El otro día bajé a la playa, llevaba mascarilla, gel de ese pringoso y todos los cachibaches propios de bajar un rato a la playa. Ya sabes, sobrilla, toalla, sillitas… vamos, “lo normal”. Como si nos fuésemos de expedición a recorrer selvas buscando a Livingstone. Bueno, el caso es que cuando conseguimos un sitio a unos cuatro metros de las sombrillas vecinas empecé a montar el campamento para descubrir que cuando estaba abriendo la última silla ya tenía detrás, pegado al cogote una familia entera de esas de radiocassette y señora pringando vástagos con crema solar como quien unta nocilla en el bocadillo de los críos. Cuarenta grados a la sombra, arena, sol abrasador… más que la playa aquello parecía alguna escena de aquellas de Lawrence de Arabia pero concurrida, muy concurrida. Como todos los años, igualito. Supongo que las quejas por lo del turismo será en playas más glamourosas porque en las normalitas, de andar por casa, como esta no es que se note demasiado esto de la nueva normalidad para mayor espanto de nosotros, los aborígenes.
Noté que mi vecino me miraba raro, como si un marciano hubiese aterrizado a su lado. Al final, después de que se diese cuenta de que me había dado cuenta (más que nada porque no le había quitado el ruidito que hace el móvil al hacer una foto). Me gritó algo sobre que no me había quitado la mascarilla. Por lo visto para ese señor aquello era intolerable el hecho de que ya apenas si noto que la llevo o no. Supongo que se habrá dado cuenta de que en la playa el “bicho” prefiere estar tostándose al sol en lugar de ir infectando. O puede que ocurra como cuando éramos criejos, jugábamos al “pilla-pilla”, nos subíamos a una silla gritando “CASAAAA” y no nos podían pillar. Así en todo, que si en la playa, que si en las terrazas, que si con los amiguetes… Demasiadas casillas-seguro se ven en este tablero de parchís, así nos van los números. Verás tu que risa cuando acabe el decorado de la campaña de verano.

Conjunto de registros ::
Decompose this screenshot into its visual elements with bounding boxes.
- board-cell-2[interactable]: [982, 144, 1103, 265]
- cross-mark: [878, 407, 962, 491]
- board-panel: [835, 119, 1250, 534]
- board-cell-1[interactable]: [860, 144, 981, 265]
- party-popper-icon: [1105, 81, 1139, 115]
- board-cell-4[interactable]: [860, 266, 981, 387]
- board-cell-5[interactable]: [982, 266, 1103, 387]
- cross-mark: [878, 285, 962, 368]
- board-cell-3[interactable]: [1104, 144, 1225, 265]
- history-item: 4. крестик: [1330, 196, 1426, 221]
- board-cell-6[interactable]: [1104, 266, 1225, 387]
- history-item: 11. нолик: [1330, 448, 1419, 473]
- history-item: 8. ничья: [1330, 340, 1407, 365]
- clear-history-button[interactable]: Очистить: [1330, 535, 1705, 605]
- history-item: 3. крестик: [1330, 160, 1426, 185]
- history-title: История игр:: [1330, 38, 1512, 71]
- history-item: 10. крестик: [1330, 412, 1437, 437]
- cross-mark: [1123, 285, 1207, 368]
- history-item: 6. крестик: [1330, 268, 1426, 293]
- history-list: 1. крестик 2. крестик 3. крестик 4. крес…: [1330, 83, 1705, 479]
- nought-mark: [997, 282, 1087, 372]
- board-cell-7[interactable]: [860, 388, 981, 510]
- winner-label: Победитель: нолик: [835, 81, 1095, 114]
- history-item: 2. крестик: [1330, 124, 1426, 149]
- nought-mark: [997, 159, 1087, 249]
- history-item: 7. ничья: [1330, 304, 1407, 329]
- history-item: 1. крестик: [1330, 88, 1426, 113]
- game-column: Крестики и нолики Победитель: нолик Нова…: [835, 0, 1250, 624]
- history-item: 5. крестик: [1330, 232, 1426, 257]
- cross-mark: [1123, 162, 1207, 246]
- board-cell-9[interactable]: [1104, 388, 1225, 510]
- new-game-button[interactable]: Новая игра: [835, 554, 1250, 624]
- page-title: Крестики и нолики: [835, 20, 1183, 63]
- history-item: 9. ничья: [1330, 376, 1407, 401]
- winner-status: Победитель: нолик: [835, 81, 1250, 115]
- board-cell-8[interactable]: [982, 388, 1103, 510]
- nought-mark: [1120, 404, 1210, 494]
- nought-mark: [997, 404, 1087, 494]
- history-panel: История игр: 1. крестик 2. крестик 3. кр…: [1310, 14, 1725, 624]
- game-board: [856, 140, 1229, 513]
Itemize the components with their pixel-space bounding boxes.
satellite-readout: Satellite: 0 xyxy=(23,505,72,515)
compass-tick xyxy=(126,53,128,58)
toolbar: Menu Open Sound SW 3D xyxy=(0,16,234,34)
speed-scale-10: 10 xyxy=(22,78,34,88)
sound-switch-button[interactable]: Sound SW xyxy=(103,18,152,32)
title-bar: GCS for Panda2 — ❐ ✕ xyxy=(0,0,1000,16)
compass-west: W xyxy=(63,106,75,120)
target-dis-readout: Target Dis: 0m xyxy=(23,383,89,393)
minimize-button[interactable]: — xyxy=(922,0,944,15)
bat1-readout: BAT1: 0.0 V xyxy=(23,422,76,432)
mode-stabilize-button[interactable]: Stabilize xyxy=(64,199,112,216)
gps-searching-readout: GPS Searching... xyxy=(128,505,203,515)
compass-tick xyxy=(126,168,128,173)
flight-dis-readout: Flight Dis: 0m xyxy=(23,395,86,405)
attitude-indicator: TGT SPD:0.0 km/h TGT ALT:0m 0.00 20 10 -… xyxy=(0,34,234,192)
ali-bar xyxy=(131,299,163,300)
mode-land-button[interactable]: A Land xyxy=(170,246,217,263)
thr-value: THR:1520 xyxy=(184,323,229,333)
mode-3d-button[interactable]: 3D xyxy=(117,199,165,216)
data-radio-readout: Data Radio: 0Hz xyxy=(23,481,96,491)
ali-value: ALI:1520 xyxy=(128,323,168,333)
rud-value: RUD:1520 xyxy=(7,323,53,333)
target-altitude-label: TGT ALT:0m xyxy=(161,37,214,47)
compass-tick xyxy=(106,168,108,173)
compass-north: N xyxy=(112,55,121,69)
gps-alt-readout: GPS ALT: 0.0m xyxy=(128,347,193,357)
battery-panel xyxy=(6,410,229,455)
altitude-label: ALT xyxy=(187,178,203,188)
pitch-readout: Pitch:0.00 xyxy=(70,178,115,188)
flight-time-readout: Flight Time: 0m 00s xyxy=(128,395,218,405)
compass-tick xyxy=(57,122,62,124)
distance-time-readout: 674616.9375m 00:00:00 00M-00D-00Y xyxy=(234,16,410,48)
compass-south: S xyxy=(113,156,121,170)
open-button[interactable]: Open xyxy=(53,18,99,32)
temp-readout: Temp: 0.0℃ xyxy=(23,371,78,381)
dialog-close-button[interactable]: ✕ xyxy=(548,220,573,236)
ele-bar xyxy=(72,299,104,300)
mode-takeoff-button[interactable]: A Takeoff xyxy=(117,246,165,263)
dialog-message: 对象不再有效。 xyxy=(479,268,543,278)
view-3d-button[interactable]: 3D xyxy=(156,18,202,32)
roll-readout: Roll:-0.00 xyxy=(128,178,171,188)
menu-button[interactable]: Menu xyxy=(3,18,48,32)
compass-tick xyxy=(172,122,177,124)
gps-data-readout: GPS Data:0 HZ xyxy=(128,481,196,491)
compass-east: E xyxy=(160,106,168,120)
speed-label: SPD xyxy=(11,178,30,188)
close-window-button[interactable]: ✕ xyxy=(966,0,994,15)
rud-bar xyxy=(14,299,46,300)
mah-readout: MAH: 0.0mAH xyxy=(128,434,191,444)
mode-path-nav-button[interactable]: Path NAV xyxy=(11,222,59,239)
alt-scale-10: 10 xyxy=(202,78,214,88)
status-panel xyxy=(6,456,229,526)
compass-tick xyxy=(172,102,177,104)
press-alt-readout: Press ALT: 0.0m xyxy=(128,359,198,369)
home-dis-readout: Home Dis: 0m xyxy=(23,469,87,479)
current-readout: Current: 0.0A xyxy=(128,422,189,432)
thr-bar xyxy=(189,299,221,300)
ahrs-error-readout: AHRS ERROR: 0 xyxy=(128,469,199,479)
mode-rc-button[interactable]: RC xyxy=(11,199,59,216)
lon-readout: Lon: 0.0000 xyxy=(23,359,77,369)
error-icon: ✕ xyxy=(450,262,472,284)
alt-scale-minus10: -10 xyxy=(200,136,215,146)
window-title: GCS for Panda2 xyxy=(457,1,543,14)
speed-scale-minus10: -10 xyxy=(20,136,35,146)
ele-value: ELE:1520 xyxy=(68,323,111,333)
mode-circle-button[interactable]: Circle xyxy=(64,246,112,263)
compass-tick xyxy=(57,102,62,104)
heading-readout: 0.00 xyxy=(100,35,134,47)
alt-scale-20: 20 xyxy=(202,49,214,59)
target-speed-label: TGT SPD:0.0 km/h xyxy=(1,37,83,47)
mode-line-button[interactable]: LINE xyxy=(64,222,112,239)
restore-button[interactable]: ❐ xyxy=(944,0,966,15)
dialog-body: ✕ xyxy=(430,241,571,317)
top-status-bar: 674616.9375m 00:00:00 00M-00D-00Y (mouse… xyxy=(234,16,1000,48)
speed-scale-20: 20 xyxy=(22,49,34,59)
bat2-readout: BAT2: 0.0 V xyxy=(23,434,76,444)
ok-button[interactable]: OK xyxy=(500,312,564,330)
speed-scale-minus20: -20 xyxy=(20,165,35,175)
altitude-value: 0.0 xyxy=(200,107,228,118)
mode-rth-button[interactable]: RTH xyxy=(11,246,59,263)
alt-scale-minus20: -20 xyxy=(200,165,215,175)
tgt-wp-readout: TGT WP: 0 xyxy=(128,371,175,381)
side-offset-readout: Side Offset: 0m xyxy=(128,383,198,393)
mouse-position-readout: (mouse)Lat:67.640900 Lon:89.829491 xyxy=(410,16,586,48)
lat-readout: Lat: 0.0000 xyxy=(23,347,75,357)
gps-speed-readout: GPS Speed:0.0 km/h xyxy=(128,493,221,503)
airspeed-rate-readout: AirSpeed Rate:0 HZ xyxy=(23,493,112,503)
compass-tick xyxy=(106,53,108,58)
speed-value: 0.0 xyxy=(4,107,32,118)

Lista de tareas ::
1. Responde a partir del texto sobre el día de playa:
(a) ¿A qué distancia aproximada de las sombrillas vecinas se consiguió el sitio?
(b) ¿Qué temperatura hacía a la sombra?
(c) ¿Por qué motivo gritó el vecino a quien narra?
2. Prolonga el texto sobre el día de playa a partir de su última oración, con la misma voz y el mismo tono.

Respuestas escritas ::
1.
(a) A unos cuatro metros.
(b) Cuarenta grados.
(c) Porque no se había quitado la mascarilla.

2.
Debe haber mucha gente como mi vecino de sombrilla porque a estas horas de la pandemia todavía está Eugenio, el policía del barrio, intentando meter en la cabeza a la gente que no se puede ir con la mascarilla de babero. Él es así, no le gusta demasiado multar porque dice que multas las justas, que no es cuestión de ir sembrando la fama de verdugo por el barrio porque después todo son quejas al ayuntamiento. A pesar de eso dice que a más de cuatro si les ha rellenado “la receta”, por descerebrados.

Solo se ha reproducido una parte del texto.